§ **Written request**: Set the following entries down again exactly, line by line.

§ **Input rows**:

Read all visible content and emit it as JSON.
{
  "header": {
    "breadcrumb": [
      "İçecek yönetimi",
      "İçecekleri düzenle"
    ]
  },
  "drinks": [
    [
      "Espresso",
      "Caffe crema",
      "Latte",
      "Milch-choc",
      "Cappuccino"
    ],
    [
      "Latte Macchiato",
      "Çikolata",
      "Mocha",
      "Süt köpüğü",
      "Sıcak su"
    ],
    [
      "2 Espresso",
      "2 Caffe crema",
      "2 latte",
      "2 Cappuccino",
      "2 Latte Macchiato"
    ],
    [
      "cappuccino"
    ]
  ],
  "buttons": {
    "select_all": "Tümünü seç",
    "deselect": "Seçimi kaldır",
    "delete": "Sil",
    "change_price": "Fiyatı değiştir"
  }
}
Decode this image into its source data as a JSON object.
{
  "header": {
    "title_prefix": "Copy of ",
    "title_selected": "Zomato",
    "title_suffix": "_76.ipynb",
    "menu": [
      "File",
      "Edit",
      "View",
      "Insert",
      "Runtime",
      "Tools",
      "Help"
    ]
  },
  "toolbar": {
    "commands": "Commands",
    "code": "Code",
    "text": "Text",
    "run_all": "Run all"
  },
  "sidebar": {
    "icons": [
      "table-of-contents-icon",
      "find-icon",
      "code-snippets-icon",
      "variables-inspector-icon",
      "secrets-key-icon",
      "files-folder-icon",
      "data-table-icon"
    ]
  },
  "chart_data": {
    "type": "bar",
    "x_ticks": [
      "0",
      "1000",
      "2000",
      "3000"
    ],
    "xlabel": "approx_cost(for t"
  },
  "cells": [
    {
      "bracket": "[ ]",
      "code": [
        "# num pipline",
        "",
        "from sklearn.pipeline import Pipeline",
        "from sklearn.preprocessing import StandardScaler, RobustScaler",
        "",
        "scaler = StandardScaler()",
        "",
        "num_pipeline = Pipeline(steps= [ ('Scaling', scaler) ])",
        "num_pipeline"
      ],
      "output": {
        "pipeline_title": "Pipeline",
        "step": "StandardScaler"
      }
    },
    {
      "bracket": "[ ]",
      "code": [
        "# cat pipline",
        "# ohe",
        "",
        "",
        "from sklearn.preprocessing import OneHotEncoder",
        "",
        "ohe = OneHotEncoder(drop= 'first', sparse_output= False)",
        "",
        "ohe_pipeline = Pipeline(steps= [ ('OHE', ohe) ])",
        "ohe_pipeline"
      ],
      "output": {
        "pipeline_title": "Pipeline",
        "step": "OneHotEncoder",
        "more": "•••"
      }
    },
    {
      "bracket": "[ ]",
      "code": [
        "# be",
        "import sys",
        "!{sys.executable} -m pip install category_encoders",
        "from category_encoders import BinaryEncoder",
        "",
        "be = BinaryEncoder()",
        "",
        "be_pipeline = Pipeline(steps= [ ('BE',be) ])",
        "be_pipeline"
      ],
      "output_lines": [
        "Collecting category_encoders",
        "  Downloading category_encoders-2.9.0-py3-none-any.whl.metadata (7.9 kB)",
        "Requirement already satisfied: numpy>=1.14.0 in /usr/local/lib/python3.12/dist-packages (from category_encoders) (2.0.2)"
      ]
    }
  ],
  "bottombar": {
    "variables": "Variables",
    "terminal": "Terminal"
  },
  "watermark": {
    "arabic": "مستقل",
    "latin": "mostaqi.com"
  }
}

§ **Solution to the exercise**:
Read all visible content and emit it as JSON.
{
  "header": {
    "breadcrumb": [
      "İçecek yönetimi",
      "İçecekleri düzenle"
    ]
  },
  "drinks": [
    [
      "Espresso",
      "Caffe crema",
      "Latte",
      "Milch-choc",
      "Cappuccino"
    ],
    [
      "Latte Macchiato",
      "Çikolata",
      "Mocha",
      "Süt köpüğü",
      "Sıcak su"
    ],
    [
      "2 Espresso",
      "2 Caffe crema",
      "2 latte",
      "2 Cappuccino",
      "2 Latte Macchiato"
    ],
    [
      "cappuccino"
    ]
  ],
  "buttons": {
    "select_all": "Tümünü seç",
    "deselect": "Seçimi kaldır",
    "delete": "Sil",
    "change_price": "Fiyatı değiştir"
  }
}
Decode this image into its source data as a JSON object.
{
  "header": {
    "title_prefix": "Copy of ",
    "title_selected": "Zomato",
    "title_suffix": "_76.ipynb",
    "menu": [
      "File",
      "Edit",
      "View",
      "Insert",
      "Runtime",
      "Tools",
      "Help"
    ]
  },
  "toolbar": {
    "commands": "Commands",
    "code": "Code",
    "text": "Text",
    "run_all": "Run all"
  },
  "sidebar": {
    "icons": [
      "table-of-contents-icon",
      "find-icon",
      "code-snippets-icon",
      "variables-inspector-icon",
      "secrets-key-icon",
      "files-folder-icon",
      "data-table-icon"
    ]
  },
  "chart_data": {
    "type": "bar",
    "x_ticks": [
      "0",
      "1000",
      "2000",
      "3000"
    ],
    "xlabel": "approx_cost(for t"
  },
  "cells": [
    {
      "bracket": "[ ]",
      "code": [
        "# num pipline",
        "",
        "from sklearn.pipeline import Pipeline",
        "from sklearn.preprocessing import StandardScaler, RobustScaler",
        "",
        "scaler = StandardScaler()",
        "",
        "num_pipeline = Pipeline(steps= [ ('Scaling', scaler) ])",
        "num_pipeline"
      ],
      "output": {
        "pipeline_title": "Pipeline",
        "step": "StandardScaler"
      }
    },
    {
      "bracket": "[ ]",
      "code": [
        "# cat pipline",
        "# ohe",
        "",
        "",
        "from sklearn.preprocessing import OneHotEncoder",
        "",
        "ohe = OneHotEncoder(drop= 'first', sparse_output= False)",
        "",
        "ohe_pipeline = Pipeline(steps= [ ('OHE', ohe) ])",
        "ohe_pipeline"
      ],
      "output": {
        "pipeline_title": "Pipeline",
        "step": "OneHotEncoder",
        "more": "•••"
      }
    },
    {
      "bracket": "[ ]",
      "code": [
        "# be",
        "import sys",
        "!{sys.executable} -m pip install category_encoders",
        "from category_encoders import BinaryEncoder",
        "",
        "be = BinaryEncoder()",
        "",
        "be_pipeline = Pipeline(steps= [ ('BE',be) ])",
        "be_pipeline"
      ],
      "output_lines": [
        "Collecting category_encoders",
        "  Downloading category_encoders-2.9.0-py3-none-any.whl.metadata (7.9 kB)",
        "Requirement already satisfied: numpy>=1.14.0 in /usr/local/lib/python3.12/dist-packages (from category_encoders) (2.0.2)"
      ]
    }
  ],
  "bottombar": {
    "variables": "Variables",
    "terminal": "Terminal"
  },
  "watermark": {
    "arabic": "مستقل",
    "latin": "mostaqi.com"
  }
}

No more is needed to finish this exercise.